[Source records]
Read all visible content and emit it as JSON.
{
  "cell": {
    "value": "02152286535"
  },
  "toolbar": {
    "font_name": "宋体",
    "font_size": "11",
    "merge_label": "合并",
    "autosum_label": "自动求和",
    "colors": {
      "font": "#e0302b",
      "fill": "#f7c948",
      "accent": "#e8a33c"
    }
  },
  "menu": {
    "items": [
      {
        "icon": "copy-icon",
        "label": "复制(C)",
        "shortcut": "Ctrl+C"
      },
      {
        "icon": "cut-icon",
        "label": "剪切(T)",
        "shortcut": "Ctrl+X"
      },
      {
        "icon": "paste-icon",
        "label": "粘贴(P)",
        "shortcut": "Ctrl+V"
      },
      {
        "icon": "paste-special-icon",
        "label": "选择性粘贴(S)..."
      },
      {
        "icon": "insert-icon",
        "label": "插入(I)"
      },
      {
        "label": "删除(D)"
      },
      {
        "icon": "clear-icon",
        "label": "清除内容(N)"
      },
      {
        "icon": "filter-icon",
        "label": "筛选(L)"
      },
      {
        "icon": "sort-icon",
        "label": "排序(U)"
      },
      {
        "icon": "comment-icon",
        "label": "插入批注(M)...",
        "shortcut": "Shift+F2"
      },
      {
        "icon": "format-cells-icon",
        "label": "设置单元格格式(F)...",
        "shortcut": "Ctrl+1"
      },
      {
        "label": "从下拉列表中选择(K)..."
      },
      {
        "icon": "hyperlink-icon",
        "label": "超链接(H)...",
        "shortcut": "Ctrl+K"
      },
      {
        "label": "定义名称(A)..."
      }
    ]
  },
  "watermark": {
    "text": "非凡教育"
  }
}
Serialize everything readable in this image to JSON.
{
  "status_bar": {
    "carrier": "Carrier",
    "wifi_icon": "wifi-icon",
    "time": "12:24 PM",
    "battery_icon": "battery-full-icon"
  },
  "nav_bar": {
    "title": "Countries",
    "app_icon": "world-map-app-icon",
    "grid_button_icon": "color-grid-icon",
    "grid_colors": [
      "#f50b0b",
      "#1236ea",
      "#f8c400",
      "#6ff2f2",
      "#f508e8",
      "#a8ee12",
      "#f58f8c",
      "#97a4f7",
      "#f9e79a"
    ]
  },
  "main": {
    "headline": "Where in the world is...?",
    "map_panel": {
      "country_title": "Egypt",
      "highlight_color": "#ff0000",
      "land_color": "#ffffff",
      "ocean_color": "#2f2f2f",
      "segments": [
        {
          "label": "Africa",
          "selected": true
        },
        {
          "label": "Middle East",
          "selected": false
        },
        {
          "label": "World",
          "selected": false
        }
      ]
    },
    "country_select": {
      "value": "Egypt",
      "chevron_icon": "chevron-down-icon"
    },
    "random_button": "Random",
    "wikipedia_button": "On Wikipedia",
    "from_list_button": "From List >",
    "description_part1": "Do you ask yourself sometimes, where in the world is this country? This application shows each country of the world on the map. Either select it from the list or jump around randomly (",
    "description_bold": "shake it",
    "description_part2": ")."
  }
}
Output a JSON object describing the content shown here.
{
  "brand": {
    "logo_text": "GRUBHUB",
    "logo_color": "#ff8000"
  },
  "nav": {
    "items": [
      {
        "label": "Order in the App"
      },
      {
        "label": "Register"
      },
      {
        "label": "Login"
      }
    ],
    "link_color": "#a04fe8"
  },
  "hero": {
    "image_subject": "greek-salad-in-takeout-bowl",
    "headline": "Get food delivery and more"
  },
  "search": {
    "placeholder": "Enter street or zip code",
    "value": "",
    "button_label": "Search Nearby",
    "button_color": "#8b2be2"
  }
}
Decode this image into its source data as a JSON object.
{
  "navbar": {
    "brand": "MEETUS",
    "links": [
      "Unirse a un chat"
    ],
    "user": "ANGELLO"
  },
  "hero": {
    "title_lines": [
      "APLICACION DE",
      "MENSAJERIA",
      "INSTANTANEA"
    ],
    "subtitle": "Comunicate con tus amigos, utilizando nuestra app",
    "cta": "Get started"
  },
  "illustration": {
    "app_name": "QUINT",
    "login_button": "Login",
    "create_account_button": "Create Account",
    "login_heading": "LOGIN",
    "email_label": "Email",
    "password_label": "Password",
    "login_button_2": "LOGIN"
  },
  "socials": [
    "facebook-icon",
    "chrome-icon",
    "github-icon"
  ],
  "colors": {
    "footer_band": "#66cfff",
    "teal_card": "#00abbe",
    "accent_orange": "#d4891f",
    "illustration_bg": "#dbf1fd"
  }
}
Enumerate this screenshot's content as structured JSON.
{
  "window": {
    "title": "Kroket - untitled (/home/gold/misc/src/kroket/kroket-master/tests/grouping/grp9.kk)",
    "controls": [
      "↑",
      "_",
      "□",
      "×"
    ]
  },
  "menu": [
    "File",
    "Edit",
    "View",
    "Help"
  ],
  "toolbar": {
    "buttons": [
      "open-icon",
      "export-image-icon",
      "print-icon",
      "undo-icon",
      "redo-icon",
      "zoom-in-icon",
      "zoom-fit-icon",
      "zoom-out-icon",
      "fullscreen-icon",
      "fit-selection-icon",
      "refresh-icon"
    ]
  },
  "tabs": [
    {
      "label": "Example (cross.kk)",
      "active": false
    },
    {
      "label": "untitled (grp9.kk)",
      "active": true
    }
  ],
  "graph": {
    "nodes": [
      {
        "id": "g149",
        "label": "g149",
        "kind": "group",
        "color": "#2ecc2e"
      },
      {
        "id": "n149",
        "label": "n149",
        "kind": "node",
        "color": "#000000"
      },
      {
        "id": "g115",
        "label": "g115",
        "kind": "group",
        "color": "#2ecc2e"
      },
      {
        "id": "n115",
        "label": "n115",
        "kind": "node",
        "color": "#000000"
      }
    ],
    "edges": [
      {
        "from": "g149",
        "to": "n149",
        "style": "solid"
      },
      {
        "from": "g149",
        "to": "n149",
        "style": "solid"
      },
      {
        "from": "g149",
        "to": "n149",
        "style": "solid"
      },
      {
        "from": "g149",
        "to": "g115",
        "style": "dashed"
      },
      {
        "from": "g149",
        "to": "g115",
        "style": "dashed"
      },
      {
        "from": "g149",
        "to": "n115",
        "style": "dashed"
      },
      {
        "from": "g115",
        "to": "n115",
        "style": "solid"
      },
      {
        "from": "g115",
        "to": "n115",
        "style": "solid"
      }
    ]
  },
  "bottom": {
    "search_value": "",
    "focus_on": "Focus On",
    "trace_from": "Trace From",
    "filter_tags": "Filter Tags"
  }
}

* Exercise description:
Return all of the entries exactly as written.

* The response:
Read all visible content and emit it as JSON.
{
  "cell": {
    "value": "02152286535"
  },
  "toolbar": {
    "font_name": "宋体",
    "font_size": "11",
    "merge_label": "合并",
    "autosum_label": "自动求和",
    "colors": {
      "font": "#e0302b",
      "fill": "#f7c948",
      "accent": "#e8a33c"
    }
  },
  "menu": {
    "items": [
      {
        "icon": "copy-icon",
        "label": "复制(C)",
        "shortcut": "Ctrl+C"
      },
      {
        "icon": "cut-icon",
        "label": "剪切(T)",
        "shortcut": "Ctrl+X"
      },
      {
        "icon": "paste-icon",
        "label": "粘贴(P)",
        "shortcut": "Ctrl+V"
      },
      {
        "icon": "paste-special-icon",
        "label": "选择性粘贴(S)..."
      },
      {
        "icon": "insert-icon",
        "label": "插入(I)"
      },
      {
        "label": "删除(D)"
      },
      {
        "icon": "clear-icon",
        "label": "清除内容(N)"
      },
      {
        "icon": "filter-icon",
        "label": "筛选(L)"
      },
      {
        "icon": "sort-icon",
        "label": "排序(U)"
      },
      {
        "icon": "comment-icon",
        "label": "插入批注(M)...",
        "shortcut": "Shift+F2"
      },
      {
        "icon": "format-cells-icon",
        "label": "设置单元格格式(F)...",
        "shortcut": "Ctrl+1"
      },
      {
        "label": "从下拉列表中选择(K)..."
      },
      {
        "icon": "hyperlink-icon",
        "label": "超链接(H)...",
        "shortcut": "Ctrl+K"
      },
      {
        "label": "定义名称(A)..."
      }
    ]
  },
  "watermark": {
    "text": "非凡教育"
  }
}
Serialize everything readable in this image to JSON.
{
  "status_bar": {
    "carrier": "Carrier",
    "wifi_icon": "wifi-icon",
    "time": "12:24 PM",
    "battery_icon": "battery-full-icon"
  },
  "nav_bar": {
    "title": "Countries",
    "app_icon": "world-map-app-icon",
    "grid_button_icon": "color-grid-icon",
    "grid_colors": [
      "#f50b0b",
      "#1236ea",
      "#f8c400",
      "#6ff2f2",
      "#f508e8",
      "#a8ee12",
      "#f58f8c",
      "#97a4f7",
      "#f9e79a"
    ]
  },
  "main": {
    "headline": "Where in the world is...?",
    "map_panel": {
      "country_title": "Egypt",
      "highlight_color": "#ff0000",
      "land_color": "#ffffff",
      "ocean_color": "#2f2f2f",
      "segments": [
        {
          "label": "Africa",
          "selected": true
        },
        {
          "label": "Middle East",
          "selected": false
        },
        {
          "label": "World",
          "selected": false
        }
      ]
    },
    "country_select": {
      "value": "Egypt",
      "chevron_icon": "chevron-down-icon"
    },
    "random_button": "Random",
    "wikipedia_button": "On Wikipedia",
    "from_list_button": "From List >",
    "description_part1": "Do you ask yourself sometimes, where in the world is this country? This application shows each country of the world on the map. Either select it from the list or jump around randomly (",
    "description_bold": "shake it",
    "description_part2": ")."
  }
}
Output a JSON object describing the content shown here.
{
  "brand": {
    "logo_text": "GRUBHUB",
    "logo_color": "#ff8000"
  },
  "nav": {
    "items": [
      {
        "label": "Order in the App"
      },
      {
        "label": "Register"
      },
      {
        "label": "Login"
      }
    ],
    "link_color": "#a04fe8"
  },
  "hero": {
    "image_subject": "greek-salad-in-takeout-bowl",
    "headline": "Get food delivery and more"
  },
  "search": {
    "placeholder": "Enter street or zip code",
    "value": "",
    "button_label": "Search Nearby",
    "button_color": "#8b2be2"
  }
}
Decode this image into its source data as a JSON object.
{
  "navbar": {
    "brand": "MEETUS",
    "links": [
      "Unirse a un chat"
    ],
    "user": "ANGELLO"
  },
  "hero": {
    "title_lines": [
      "APLICACION DE",
      "MENSAJERIA",
      "INSTANTANEA"
    ],
    "subtitle": "Comunicate con tus amigos, utilizando nuestra app",
    "cta": "Get started"
  },
  "illustration": {
    "app_name": "QUINT",
    "login_button": "Login",
    "create_account_button": "Create Account",
    "login_heading": "LOGIN",
    "email_label": "Email",
    "password_label": "Password",
    "login_button_2": "LOGIN"
  },
  "socials": [
    "facebook-icon",
    "chrome-icon",
    "github-icon"
  ],
  "colors": {
    "footer_band": "#66cfff",
    "teal_card": "#00abbe",
    "accent_orange": "#d4891f",
    "illustration_bg": "#dbf1fd"
  }
}
Enumerate this screenshot's content as structured JSON.
{
  "window": {
    "title": "Kroket - untitled (/home/gold/misc/src/kroket/kroket-master/tests/grouping/grp9.kk)",
    "controls": [
      "↑",
      "_",
      "□",
      "×"
    ]
  },
  "menu": [
    "File",
    "Edit",
    "View",
    "Help"
  ],
  "toolbar": {
    "buttons": [
      "open-icon",
      "export-image-icon",
      "print-icon",
      "undo-icon",
      "redo-icon",
      "zoom-in-icon",
      "zoom-fit-icon",
      "zoom-out-icon",
      "fullscreen-icon",
      "fit-selection-icon",
      "refresh-icon"
    ]
  },
  "tabs": [
    {
      "label": "Example (cross.kk)",
      "active": false
    },
    {
      "label": "untitled (grp9.kk)",
      "active": true
    }
  ],
  "graph": {
    "nodes": [
      {
        "id": "g149",
        "label": "g149",
        "kind": "group",
        "color": "#2ecc2e"
      },
      {
        "id": "n149",
        "label": "n149",
        "kind": "node",
        "color": "#000000"
      },
      {
        "id": "g115",
        "label": "g115",
        "kind": "group",
        "color": "#2ecc2e"
      },
      {
        "id": "n115",
        "label": "n115",
        "kind": "node",
        "color": "#000000"
      }
    ],
    "edges": [
      {
        "from": "g149",
        "to": "n149",
        "style": "solid"
      },
      {
        "from": "g149",
        "to": "n149",
        "style": "solid"
      },
      {
        "from": "g149",
        "to": "n149",
        "style": "solid"
      },
      {
        "from": "g149",
        "to": "g115",
        "style": "dashed"
      },
      {
        "from": "g149",
        "to": "g115",
        "style": "dashed"
      },
      {
        "from": "g149",
        "to": "n115",
        "style": "dashed"
      },
      {
        "from": "g115",
        "to": "n115",
        "style": "solid"
      },
      {
        "from": "g115",
        "to": "n115",
        "style": "solid"
      }
    ]
  },
  "bottom": {
    "search_value": "",
    "focus_on": "Focus On",
    "trace_from": "Trace From",
    "filter_tags": "Filter Tags"
  }
}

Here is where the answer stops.